◆ PROBLEM TO SOLVE ◆
Copy each record exactly as it reads, leaving out any pictures it holds.

◆ INPUT ROWS ◆
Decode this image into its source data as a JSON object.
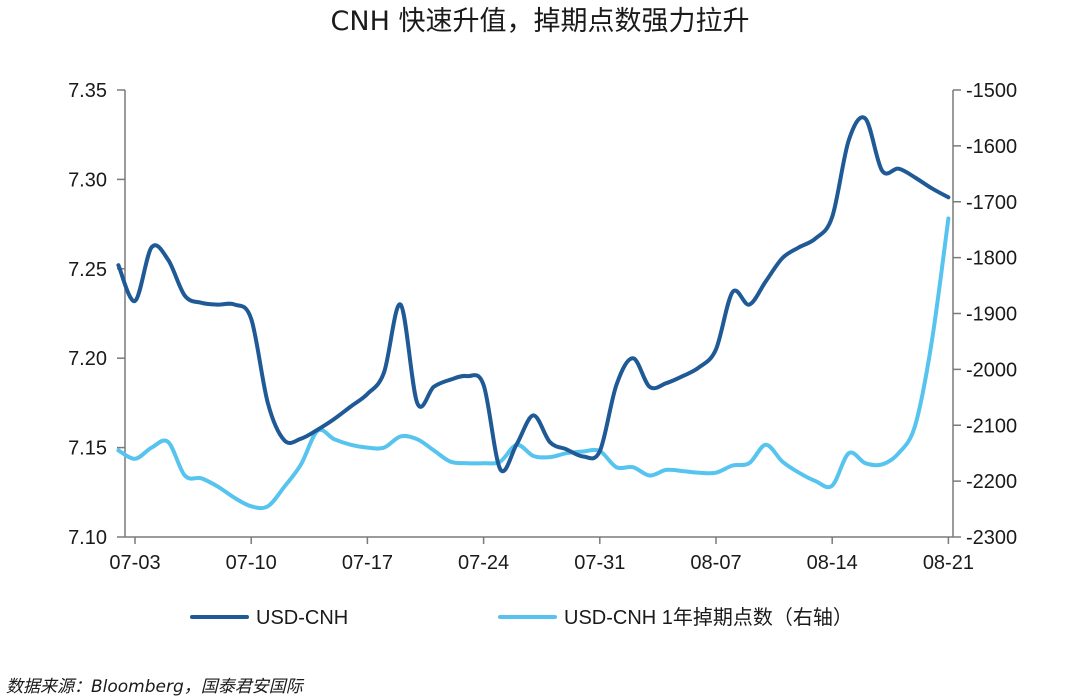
{
  "chart_data": {
    "type": "line",
    "title": "CNH 快速升值，掉期点数强力拉升",
    "source": "数据来源：Bloomberg，国泰君安国际",
    "x_tick_labels": [
      "07-03",
      "07-10",
      "07-17",
      "07-24",
      "07-31",
      "08-07",
      "08-14",
      "08-21"
    ],
    "x_range": [
      "2018-07-02",
      "2018-08-21"
    ],
    "y_left": {
      "ticks": [
        "7.10",
        "7.15",
        "7.20",
        "7.25",
        "7.30",
        "7.35"
      ],
      "ylim": [
        7.1,
        7.35
      ]
    },
    "y_right": {
      "ticks": [
        "-2300",
        "-2200",
        "-2100",
        "-2000",
        "-1900",
        "-1800",
        "-1700",
        "-1600",
        "-1500"
      ],
      "ylim": [
        -2300,
        -1500
      ]
    },
    "legend_position": "bottom",
    "grid": false,
    "series": [
      {
        "name": "USD-CNH",
        "axis": "left",
        "color": "#1f5a96",
        "points": [
          [
            "2018-07-02",
            7.252
          ],
          [
            "2018-07-03",
            7.232
          ],
          [
            "2018-07-04",
            7.262
          ],
          [
            "2018-07-05",
            7.255
          ],
          [
            "2018-07-06",
            7.235
          ],
          [
            "2018-07-07",
            7.231
          ],
          [
            "2018-07-08",
            7.23
          ],
          [
            "2018-07-09",
            7.23
          ],
          [
            "2018-07-10",
            7.222
          ],
          [
            "2018-07-11",
            7.175
          ],
          [
            "2018-07-12",
            7.154
          ],
          [
            "2018-07-13",
            7.155
          ],
          [
            "2018-07-14",
            7.16
          ],
          [
            "2018-07-15",
            7.166
          ],
          [
            "2018-07-16",
            7.173
          ],
          [
            "2018-07-17",
            7.18
          ],
          [
            "2018-07-18",
            7.192
          ],
          [
            "2018-07-19",
            7.23
          ],
          [
            "2018-07-20",
            7.175
          ],
          [
            "2018-07-21",
            7.184
          ],
          [
            "2018-07-22",
            7.188
          ],
          [
            "2018-07-23",
            7.19
          ],
          [
            "2018-07-24",
            7.185
          ],
          [
            "2018-07-25",
            7.138
          ],
          [
            "2018-07-26",
            7.152
          ],
          [
            "2018-07-27",
            7.168
          ],
          [
            "2018-07-28",
            7.153
          ],
          [
            "2018-07-29",
            7.149
          ],
          [
            "2018-07-30",
            7.145
          ],
          [
            "2018-07-31",
            7.148
          ],
          [
            "2018-08-01",
            7.185
          ],
          [
            "2018-08-02",
            7.2
          ],
          [
            "2018-08-03",
            7.184
          ],
          [
            "2018-08-04",
            7.186
          ],
          [
            "2018-08-05",
            7.19
          ],
          [
            "2018-08-06",
            7.195
          ],
          [
            "2018-08-07",
            7.205
          ],
          [
            "2018-08-08",
            7.237
          ],
          [
            "2018-08-09",
            7.23
          ],
          [
            "2018-08-10",
            7.243
          ],
          [
            "2018-08-11",
            7.256
          ],
          [
            "2018-08-12",
            7.262
          ],
          [
            "2018-08-13",
            7.267
          ],
          [
            "2018-08-14",
            7.279
          ],
          [
            "2018-08-15",
            7.322
          ],
          [
            "2018-08-16",
            7.334
          ],
          [
            "2018-08-17",
            7.305
          ],
          [
            "2018-08-18",
            7.306
          ],
          [
            "2018-08-19",
            7.301
          ],
          [
            "2018-08-20",
            7.295
          ],
          [
            "2018-08-21",
            7.29
          ]
        ]
      },
      {
        "name": "USD-CNH 1年掉期点数（右轴）",
        "axis": "right",
        "color": "#56c4ee",
        "points": [
          [
            "2018-07-02",
            -2145
          ],
          [
            "2018-07-03",
            -2160
          ],
          [
            "2018-07-04",
            -2140
          ],
          [
            "2018-07-05",
            -2130
          ],
          [
            "2018-07-06",
            -2190
          ],
          [
            "2018-07-07",
            -2195
          ],
          [
            "2018-07-08",
            -2210
          ],
          [
            "2018-07-09",
            -2230
          ],
          [
            "2018-07-10",
            -2245
          ],
          [
            "2018-07-11",
            -2245
          ],
          [
            "2018-07-12",
            -2210
          ],
          [
            "2018-07-13",
            -2170
          ],
          [
            "2018-07-14",
            -2110
          ],
          [
            "2018-07-15",
            -2125
          ],
          [
            "2018-07-16",
            -2135
          ],
          [
            "2018-07-17",
            -2140
          ],
          [
            "2018-07-18",
            -2140
          ],
          [
            "2018-07-19",
            -2120
          ],
          [
            "2018-07-20",
            -2125
          ],
          [
            "2018-07-21",
            -2145
          ],
          [
            "2018-07-22",
            -2165
          ],
          [
            "2018-07-23",
            -2168
          ],
          [
            "2018-07-24",
            -2168
          ],
          [
            "2018-07-25",
            -2165
          ],
          [
            "2018-07-26",
            -2135
          ],
          [
            "2018-07-27",
            -2155
          ],
          [
            "2018-07-28",
            -2157
          ],
          [
            "2018-07-29",
            -2150
          ],
          [
            "2018-07-30",
            -2147
          ],
          [
            "2018-07-31",
            -2146
          ],
          [
            "2018-08-01",
            -2175
          ],
          [
            "2018-08-02",
            -2175
          ],
          [
            "2018-08-03",
            -2190
          ],
          [
            "2018-08-04",
            -2180
          ],
          [
            "2018-08-05",
            -2182
          ],
          [
            "2018-08-06",
            -2185
          ],
          [
            "2018-08-07",
            -2185
          ],
          [
            "2018-08-08",
            -2172
          ],
          [
            "2018-08-09",
            -2168
          ],
          [
            "2018-08-10",
            -2135
          ],
          [
            "2018-08-11",
            -2165
          ],
          [
            "2018-08-12",
            -2185
          ],
          [
            "2018-08-13",
            -2200
          ],
          [
            "2018-08-14",
            -2208
          ],
          [
            "2018-08-15",
            -2150
          ],
          [
            "2018-08-16",
            -2168
          ],
          [
            "2018-08-17",
            -2170
          ],
          [
            "2018-08-18",
            -2150
          ],
          [
            "2018-08-19",
            -2100
          ],
          [
            "2018-08-20",
            -1950
          ],
          [
            "2018-08-21",
            -1730
          ]
        ]
      }
    ]
  }
}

◆ RESPONSE TO THE EXERCISE ◆
Decode this image into its source data as a JSON object.
{
  "chart_data": {
    "type": "line",
    "title": "CNH 快速升值，掉期点数强力拉升",
    "source": "数据来源：Bloomberg，国泰君安国际",
    "x_tick_labels": [
      "07-03",
      "07-10",
      "07-17",
      "07-24",
      "07-31",
      "08-07",
      "08-14",
      "08-21"
    ],
    "x_range": [
      "2018-07-02",
      "2018-08-21"
    ],
    "y_left": {
      "ticks": [
        "7.10",
        "7.15",
        "7.20",
        "7.25",
        "7.30",
        "7.35"
      ],
      "ylim": [
        7.1,
        7.35
      ]
    },
    "y_right": {
      "ticks": [
        "-2300",
        "-2200",
        "-2100",
        "-2000",
        "-1900",
        "-1800",
        "-1700",
        "-1600",
        "-1500"
      ],
      "ylim": [
        -2300,
        -1500
      ]
    },
    "legend_position": "bottom",
    "grid": false,
    "series": [
      {
        "name": "USD-CNH",
        "axis": "left",
        "color": "#1f5a96",
        "points": [
          [
            "2018-07-02",
            7.252
          ],
          [
            "2018-07-03",
            7.232
          ],
          [
            "2018-07-04",
            7.262
          ],
          [
            "2018-07-05",
            7.255
          ],
          [
            "2018-07-06",
            7.235
          ],
          [
            "2018-07-07",
            7.231
          ],
          [
            "2018-07-08",
            7.23
          ],
          [
            "2018-07-09",
            7.23
          ],
          [
            "2018-07-10",
            7.222
          ],
          [
            "2018-07-11",
            7.175
          ],
          [
            "2018-07-12",
            7.154
          ],
          [
            "2018-07-13",
            7.155
          ],
          [
            "2018-07-14",
            7.16
          ],
          [
            "2018-07-15",
            7.166
          ],
          [
            "2018-07-16",
            7.173
          ],
          [
            "2018-07-17",
            7.18
          ],
          [
            "2018-07-18",
            7.192
          ],
          [
            "2018-07-19",
            7.23
          ],
          [
            "2018-07-20",
            7.175
          ],
          [
            "2018-07-21",
            7.184
          ],
          [
            "2018-07-22",
            7.188
          ],
          [
            "2018-07-23",
            7.19
          ],
          [
            "2018-07-24",
            7.185
          ],
          [
            "2018-07-25",
            7.138
          ],
          [
            "2018-07-26",
            7.152
          ],
          [
            "2018-07-27",
            7.168
          ],
          [
            "2018-07-28",
            7.153
          ],
          [
            "2018-07-29",
            7.149
          ],
          [
            "2018-07-30",
            7.145
          ],
          [
            "2018-07-31",
            7.148
          ],
          [
            "2018-08-01",
            7.185
          ],
          [
            "2018-08-02",
            7.2
          ],
          [
            "2018-08-03",
            7.184
          ],
          [
            "2018-08-04",
            7.186
          ],
          [
            "2018-08-05",
            7.19
          ],
          [
            "2018-08-06",
            7.195
          ],
          [
            "2018-08-07",
            7.205
          ],
          [
            "2018-08-08",
            7.237
          ],
          [
            "2018-08-09",
            7.23
          ],
          [
            "2018-08-10",
            7.243
          ],
          [
            "2018-08-11",
            7.256
          ],
          [
            "2018-08-12",
            7.262
          ],
          [
            "2018-08-13",
            7.267
          ],
          [
            "2018-08-14",
            7.279
          ],
          [
            "2018-08-15",
            7.322
          ],
          [
            "2018-08-16",
            7.334
          ],
          [
            "2018-08-17",
            7.305
          ],
          [
            "2018-08-18",
            7.306
          ],
          [
            "2018-08-19",
            7.301
          ],
          [
            "2018-08-20",
            7.295
          ],
          [
            "2018-08-21",
            7.29
          ]
        ]
      },
      {
        "name": "USD-CNH 1年掉期点数（右轴）",
        "axis": "right",
        "color": "#56c4ee",
        "points": [
          [
            "2018-07-02",
            -2145
          ],
          [
            "2018-07-03",
            -2160
          ],
          [
            "2018-07-04",
            -2140
          ],
          [
            "2018-07-05",
            -2130
          ],
          [
            "2018-07-06",
            -2190
          ],
          [
            "2018-07-07",
            -2195
          ],
          [
            "2018-07-08",
            -2210
          ],
          [
            "2018-07-09",
            -2230
          ],
          [
            "2018-07-10",
            -2245
          ],
          [
            "2018-07-11",
            -2245
          ],
          [
            "2018-07-12",
            -2210
          ],
          [
            "2018-07-13",
            -2170
          ],
          [
            "2018-07-14",
            -2110
          ],
          [
            "2018-07-15",
            -2125
          ],
          [
            "2018-07-16",
            -2135
          ],
          [
            "2018-07-17",
            -2140
          ],
          [
            "2018-07-18",
            -2140
          ],
          [
            "2018-07-19",
            -2120
          ],
          [
            "2018-07-20",
            -2125
          ],
          [
            "2018-07-21",
            -2145
          ],
          [
            "2018-07-22",
            -2165
          ],
          [
            "2018-07-23",
            -2168
          ],
          [
            "2018-07-24",
            -2168
          ],
          [
            "2018-07-25",
            -2165
          ],
          [
            "2018-07-26",
            -2135
          ],
          [
            "2018-07-27",
            -2155
          ],
          [
            "2018-07-28",
            -2157
          ],
          [
            "2018-07-29",
            -2150
          ],
          [
            "2018-07-30",
            -2147
          ],
          [
            "2018-07-31",
            -2146
          ],
          [
            "2018-08-01",
            -2175
          ],
          [
            "2018-08-02",
            -2175
          ],
          [
            "2018-08-03",
            -2190
          ],
          [
            "2018-08-04",
            -2180
          ],
          [
            "2018-08-05",
            -2182
          ],
          [
            "2018-08-06",
            -2185
          ],
          [
            "2018-08-07",
            -2185
          ],
          [
            "2018-08-08",
            -2172
          ],
          [
            "2018-08-09",
            -2168
          ],
          [
            "2018-08-10",
            -2135
          ],
          [
            "2018-08-11",
            -2165
          ],
          [
            "2018-08-12",
            -2185
          ],
          [
            "2018-08-13",
            -2200
          ],
          [
            "2018-08-14",
            -2208
          ],
          [
            "2018-08-15",
            -2150
          ],
          [
            "2018-08-16",
            -2168
          ],
          [
            "2018-08-17",
            -2170
          ],
          [
            "2018-08-18",
            -2150
          ],
          [
            "2018-08-19",
            -2100
          ],
          [
            "2018-08-20",
            -1950
          ],
          [
            "2018-08-21",
            -1730
          ]
        ]
      }
    ]
  }
}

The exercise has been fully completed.